■ Material for the task
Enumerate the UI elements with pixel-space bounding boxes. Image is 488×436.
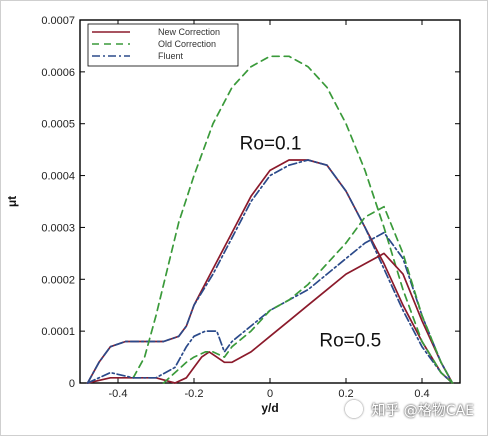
- watermark-text: 知乎 @格物CAE: [371, 403, 474, 419]
- legend-label: New Correction: [158, 27, 220, 37]
- series-line-old-correction-ro05: [162, 205, 454, 384]
- watermark: 知乎 @格物CAE: [344, 400, 474, 420]
- legend-box: [87, 23, 239, 67]
- y-tick-label: 0.0007: [41, 15, 75, 27]
- zhihu-logo-icon: [344, 400, 363, 418]
- plot-area-border: [79, 19, 461, 384]
- y-tick-label: 0.0006: [41, 67, 75, 79]
- x-tick-label: 0: [267, 388, 273, 400]
- series-line-new-correction-ro05: [86, 252, 454, 384]
- y-tick-label: 0.0002: [41, 274, 75, 286]
- legend-label: Old Correction: [158, 39, 216, 49]
- y-tick-label: 0.0005: [41, 119, 75, 131]
- annotation-label: Ro=0.1: [240, 134, 302, 155]
- x-axis-label: y/d: [261, 401, 278, 415]
- x-tick-label: -0.4: [109, 388, 128, 400]
- annotation-label: Ro=0.5: [319, 331, 381, 352]
- legend-label: Fluent: [158, 51, 184, 61]
- y-axis-label: μt: [5, 196, 19, 207]
- y-tick-label: 0.0003: [41, 222, 75, 234]
- series-line-old-correction-ro01: [132, 55, 454, 384]
- y-tick-label: 0: [69, 378, 75, 390]
- y-tick-label: 0.0001: [41, 326, 75, 338]
- y-tick-label: 0.0004: [41, 171, 75, 183]
- series-line-fluent-ro05: [86, 231, 454, 384]
- x-tick-label: 0.4: [414, 388, 429, 400]
- series-line-fluent-ro01: [86, 159, 454, 384]
- x-tick-label: 0.2: [338, 388, 353, 400]
- x-tick-label: -0.2: [185, 388, 204, 400]
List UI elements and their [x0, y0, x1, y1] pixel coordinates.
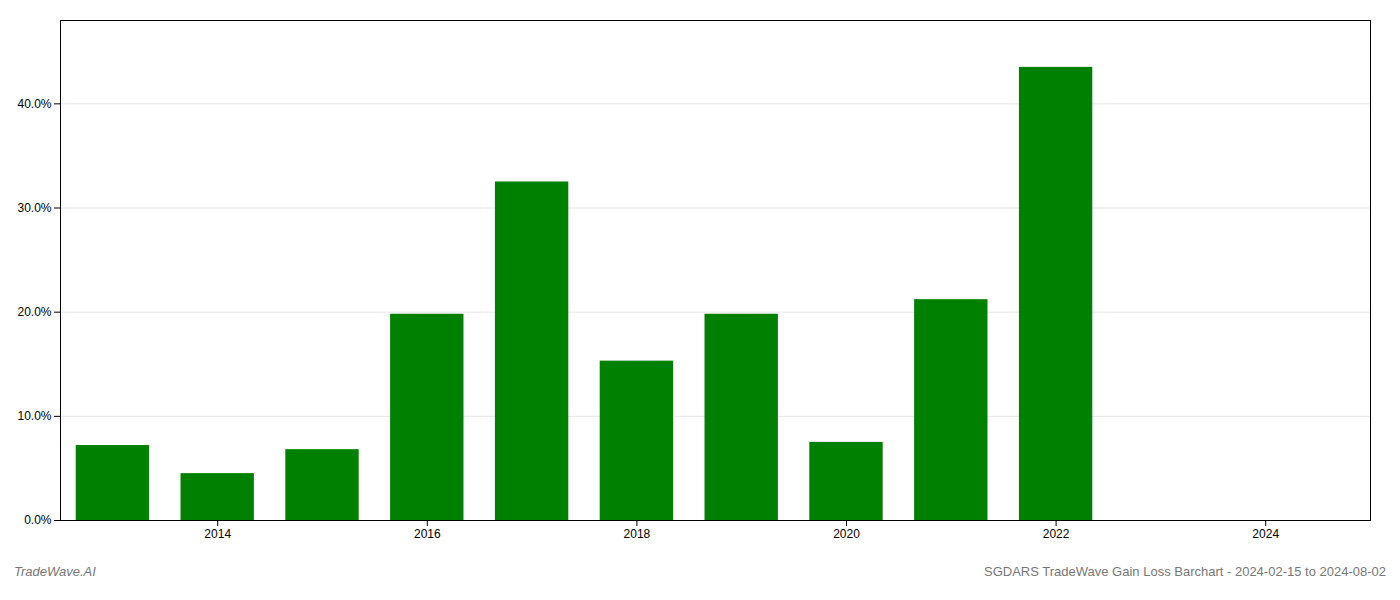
- svg-text:2014: 2014: [204, 527, 231, 541]
- html-text:SGDARS TradeWave Gain Loss Bar: SGDARS TradeWave Gain Loss Barchart - 20…: [984, 564, 1386, 579]
- svg-text:10.0%: 10.0%: [17, 409, 51, 423]
- svg-text:40.0%: 40.0%: [17, 97, 51, 111]
- svg-text:0.0%: 0.0%: [24, 513, 52, 527]
- svg-text:2018: 2018: [624, 527, 651, 541]
- svg-text:2022: 2022: [1043, 527, 1070, 541]
- html-text:TradeWave.AI: TradeWave.AI: [14, 564, 96, 579]
- svg-text:2024: 2024: [1252, 527, 1279, 541]
- svg-text:2016: 2016: [414, 527, 441, 541]
- svg-text:2020: 2020: [833, 527, 860, 541]
- svg-text:30.0%: 30.0%: [17, 201, 51, 215]
- svg-text:20.0%: 20.0%: [17, 305, 51, 319]
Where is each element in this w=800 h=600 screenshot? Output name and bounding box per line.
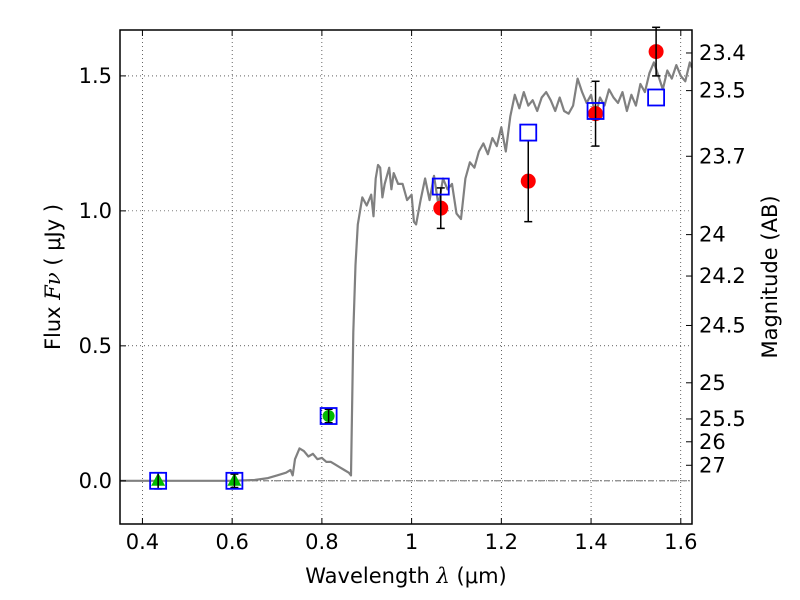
y-tick-label: 0.5 bbox=[79, 334, 112, 358]
y-tick-label: 1.0 bbox=[79, 199, 112, 223]
plot-frame bbox=[119, 29, 693, 525]
mag-tick-label: 25.5 bbox=[699, 407, 746, 431]
mag-tick-label: 23.4 bbox=[699, 41, 746, 65]
mag-tick-label: 24.5 bbox=[699, 313, 746, 337]
blue-square-point bbox=[149, 471, 168, 490]
mag-tick-label: 24.2 bbox=[699, 264, 746, 288]
mag-tick-label: 25 bbox=[699, 371, 726, 395]
x-tick-label: 1 bbox=[405, 530, 418, 554]
x-tick-label: 1.6 bbox=[664, 530, 697, 554]
mag-tick-label: 26 bbox=[699, 430, 726, 454]
mag-tick-label: 24 bbox=[699, 223, 726, 247]
x-tick-label: 0.6 bbox=[215, 530, 248, 554]
mag-tick-label: 27 bbox=[699, 453, 726, 477]
x-tick-label: 1.4 bbox=[574, 530, 607, 554]
blue-square-point bbox=[319, 407, 338, 425]
blue-square-point bbox=[519, 123, 538, 142]
y-axis-label: Flux Fν ( μJy ) bbox=[41, 204, 65, 350]
x-tick-label: 0.8 bbox=[305, 530, 338, 554]
blue-square-point bbox=[586, 102, 605, 120]
blue-square-point bbox=[431, 177, 450, 196]
blue-square-point bbox=[225, 471, 244, 490]
y-tick-label: 0.0 bbox=[79, 469, 112, 493]
axis-ticks: 0.4 0.6 0.8 1 1.2 1.4 1.6 0.0 0.5 1.0 1.5 23.4 23.5 2… bbox=[79, 30, 746, 554]
mag-tick-label: 23.7 bbox=[699, 144, 746, 168]
y2-axis-label: Magnitude (AB) bbox=[758, 195, 782, 358]
x-tick-label: 0.4 bbox=[126, 530, 159, 554]
y-tick-label: 1.5 bbox=[79, 64, 112, 88]
x-tick-label: 1.2 bbox=[485, 530, 518, 554]
spectrum-line bbox=[120, 61, 692, 482]
grid-lines bbox=[120, 30, 692, 524]
mag-tick-label: 23.5 bbox=[699, 79, 746, 103]
x-axis-label: Wavelength λ (μm) bbox=[305, 564, 506, 588]
data-markers bbox=[149, 26, 666, 490]
model-spectrum bbox=[120, 61, 692, 482]
blue-square-point bbox=[647, 88, 666, 107]
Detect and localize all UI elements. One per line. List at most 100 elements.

■ Problem
Which lines of the data run between the line containing "- svg-text:2014: 2014: [204, 527, 231, 541]" and the line containing "- html-text:TradeWave.AI: TradeWave.AI: [14, 564, 96, 579]", inclusive? Repeat them word for word.

■ Exercise output
- svg-text:2014: 2014: [204, 527, 231, 541]
- html-text:SGDARS TradeWave Gain Loss Bar: SGDARS TradeWave Gain Loss Barchart - 20…: [984, 564, 1386, 579]
- svg-text:10.0%: 10.0%: [17, 409, 51, 423]
- svg-text:40.0%: 40.0%: [17, 97, 51, 111]
- svg-text:0.0%: 0.0%: [24, 513, 52, 527]
- svg-text:2018: 2018: [624, 527, 651, 541]
- svg-text:2022: 2022: [1043, 527, 1070, 541]
- html-text:TradeWave.AI: TradeWave.AI: [14, 564, 96, 579]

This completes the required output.